Hillary's email mess: Why this Clinton "scandal" will persist

Hillary's press conference on her emails practices laid bare the frustrations with another Clinton White House run

Published March 11, 2015 2:26PM (EDT)

  (AP/Jin Lee)
(AP/Jin Lee)

Hillary Clinton gave a press conference yesterday. Maybe you heard. She was at the United Nations to give a speech on women’s rights, and she had some very harsh words for the 47 Republican senators who are trying to undermine negotiations with Iran over its nuclear program. But haha nobody cares about that stuff. No, instead political journalists crammed themselves into a U.N. press… hallway? to pepper the presidential candidate-in-waiting with questions about her email policies while she served as secretary of state.

Last week I wrote about Clinton’s email troubles and the coverage surrounding them. Her decision to conduct official business on a personal account put her in a weird transparency gray area that, intentionally or not, created conditions for opacity and abuse. It’s the perfect sort of story for Clinton haters on the right and scandal-obsessed members of the press – as yet there’s no clear-cut example of wrongdoing on Hillary’s part, but it “raises questions” and “feeds into the Clinton narrative.”

With that in mind, Clinton did herself no favors at yesterday’s press conference. She confirmed that her policy for ensuring that records of her official communications were preserved had giant holes. “It was my practice to communicate with State Department and other government officials on their .gov accounts,” she said, “so those e-mails would be automatically saved in the State Department system to meet recordkeeping requirements, and that, indeed, is what happened.” In essence, she was relying on others to do her records retention for her. And there is an obvious and glaring flaw in this system: emails sent to or received from non-State Department, non-.gov accounts would not be captured.

§ **Brief A**:
Decide whether each statement agrees with the article above on Clinton's emails. Answer yes or no for each, and quote the words of the article that settle it.
(i) Clinton was at the United Nations to give a speech on women's rights.
(ii) The article reports a clear-cut example of wrongdoing by Clinton.
(iii) Clinton said it was her practice to communicate with government officials on their .gov accounts.
§ **Brief B**: List every number the article above on Clinton's emails writes in digits.

§ **Record excerpts**:
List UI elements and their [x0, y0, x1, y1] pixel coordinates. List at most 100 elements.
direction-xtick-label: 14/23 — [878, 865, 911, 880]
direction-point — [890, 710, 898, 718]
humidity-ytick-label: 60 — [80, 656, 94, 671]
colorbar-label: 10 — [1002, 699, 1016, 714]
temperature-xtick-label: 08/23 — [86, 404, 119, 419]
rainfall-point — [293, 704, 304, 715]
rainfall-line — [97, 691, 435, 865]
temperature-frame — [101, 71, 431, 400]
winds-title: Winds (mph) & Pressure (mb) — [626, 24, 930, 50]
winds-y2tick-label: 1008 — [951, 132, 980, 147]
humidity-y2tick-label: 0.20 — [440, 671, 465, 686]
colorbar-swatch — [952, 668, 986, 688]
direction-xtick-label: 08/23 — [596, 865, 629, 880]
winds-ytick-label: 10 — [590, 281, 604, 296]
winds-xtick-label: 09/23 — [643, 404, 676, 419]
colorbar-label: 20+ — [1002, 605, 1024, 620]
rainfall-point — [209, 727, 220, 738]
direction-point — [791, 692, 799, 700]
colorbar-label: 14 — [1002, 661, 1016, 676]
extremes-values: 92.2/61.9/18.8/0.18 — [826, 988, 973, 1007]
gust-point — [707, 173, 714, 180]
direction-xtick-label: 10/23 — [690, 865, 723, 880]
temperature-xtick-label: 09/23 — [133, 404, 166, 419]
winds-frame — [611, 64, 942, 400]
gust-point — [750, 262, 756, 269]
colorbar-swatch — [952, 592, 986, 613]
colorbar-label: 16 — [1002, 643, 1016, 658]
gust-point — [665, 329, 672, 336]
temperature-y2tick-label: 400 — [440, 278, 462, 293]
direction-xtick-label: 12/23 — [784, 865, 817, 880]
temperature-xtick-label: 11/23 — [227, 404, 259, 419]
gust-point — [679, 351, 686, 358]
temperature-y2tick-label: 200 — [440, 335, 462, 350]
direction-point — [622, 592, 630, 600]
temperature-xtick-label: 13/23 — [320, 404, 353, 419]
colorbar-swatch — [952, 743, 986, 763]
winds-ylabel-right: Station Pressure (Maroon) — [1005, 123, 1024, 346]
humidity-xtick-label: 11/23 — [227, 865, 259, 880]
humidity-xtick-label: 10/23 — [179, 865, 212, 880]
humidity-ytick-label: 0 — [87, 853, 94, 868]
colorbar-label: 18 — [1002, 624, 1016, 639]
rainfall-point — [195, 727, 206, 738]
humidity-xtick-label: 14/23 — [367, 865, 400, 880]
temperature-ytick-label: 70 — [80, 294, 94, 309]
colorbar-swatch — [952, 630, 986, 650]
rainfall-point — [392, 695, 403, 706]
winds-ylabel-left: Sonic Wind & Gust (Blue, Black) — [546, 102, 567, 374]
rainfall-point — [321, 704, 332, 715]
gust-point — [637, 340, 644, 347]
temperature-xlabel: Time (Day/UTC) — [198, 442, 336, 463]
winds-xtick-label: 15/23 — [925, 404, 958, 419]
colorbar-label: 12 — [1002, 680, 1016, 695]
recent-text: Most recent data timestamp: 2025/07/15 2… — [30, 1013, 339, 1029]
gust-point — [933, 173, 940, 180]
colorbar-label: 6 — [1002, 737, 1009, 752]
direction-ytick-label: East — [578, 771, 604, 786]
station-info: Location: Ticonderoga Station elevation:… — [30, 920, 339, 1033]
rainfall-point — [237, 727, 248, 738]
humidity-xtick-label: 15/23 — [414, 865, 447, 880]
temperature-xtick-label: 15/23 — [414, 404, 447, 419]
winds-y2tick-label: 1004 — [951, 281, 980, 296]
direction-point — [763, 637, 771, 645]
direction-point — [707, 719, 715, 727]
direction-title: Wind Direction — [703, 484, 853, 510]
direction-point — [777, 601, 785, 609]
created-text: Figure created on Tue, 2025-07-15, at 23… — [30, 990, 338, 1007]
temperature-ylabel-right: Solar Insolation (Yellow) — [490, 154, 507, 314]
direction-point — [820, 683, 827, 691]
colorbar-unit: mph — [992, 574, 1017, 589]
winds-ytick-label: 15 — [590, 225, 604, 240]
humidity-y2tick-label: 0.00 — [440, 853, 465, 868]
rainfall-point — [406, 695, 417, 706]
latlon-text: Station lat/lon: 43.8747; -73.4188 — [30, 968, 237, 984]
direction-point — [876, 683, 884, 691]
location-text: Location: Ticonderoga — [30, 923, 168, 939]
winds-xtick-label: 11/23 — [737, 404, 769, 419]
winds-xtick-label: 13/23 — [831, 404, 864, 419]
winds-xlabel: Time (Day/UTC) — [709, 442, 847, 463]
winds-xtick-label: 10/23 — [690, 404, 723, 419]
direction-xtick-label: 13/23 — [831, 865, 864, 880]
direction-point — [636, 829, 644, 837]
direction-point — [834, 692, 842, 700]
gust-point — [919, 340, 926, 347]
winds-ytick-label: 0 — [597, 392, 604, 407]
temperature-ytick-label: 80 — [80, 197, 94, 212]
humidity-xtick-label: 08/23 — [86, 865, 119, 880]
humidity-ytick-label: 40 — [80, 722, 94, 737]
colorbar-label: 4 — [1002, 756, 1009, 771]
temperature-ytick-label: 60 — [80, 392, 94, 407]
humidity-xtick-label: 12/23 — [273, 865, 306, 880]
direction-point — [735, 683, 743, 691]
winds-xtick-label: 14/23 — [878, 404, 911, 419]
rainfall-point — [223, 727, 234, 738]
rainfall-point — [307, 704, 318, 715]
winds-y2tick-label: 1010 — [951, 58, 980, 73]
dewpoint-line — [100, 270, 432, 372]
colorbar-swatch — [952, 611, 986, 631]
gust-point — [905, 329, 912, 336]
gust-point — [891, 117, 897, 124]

§ **Written solution A**:
(i) Yes: "She was at the United Nations to give a speech on women’s rights"
(ii) No: "as yet there’s no clear-cut example of wrongdoing on Hillary’s part"
(iii) Yes: "It was my practice to communicate with State Department and other government officials on their .gov accounts"

§ **Written solution B**: 11, 2015, 2:26, 47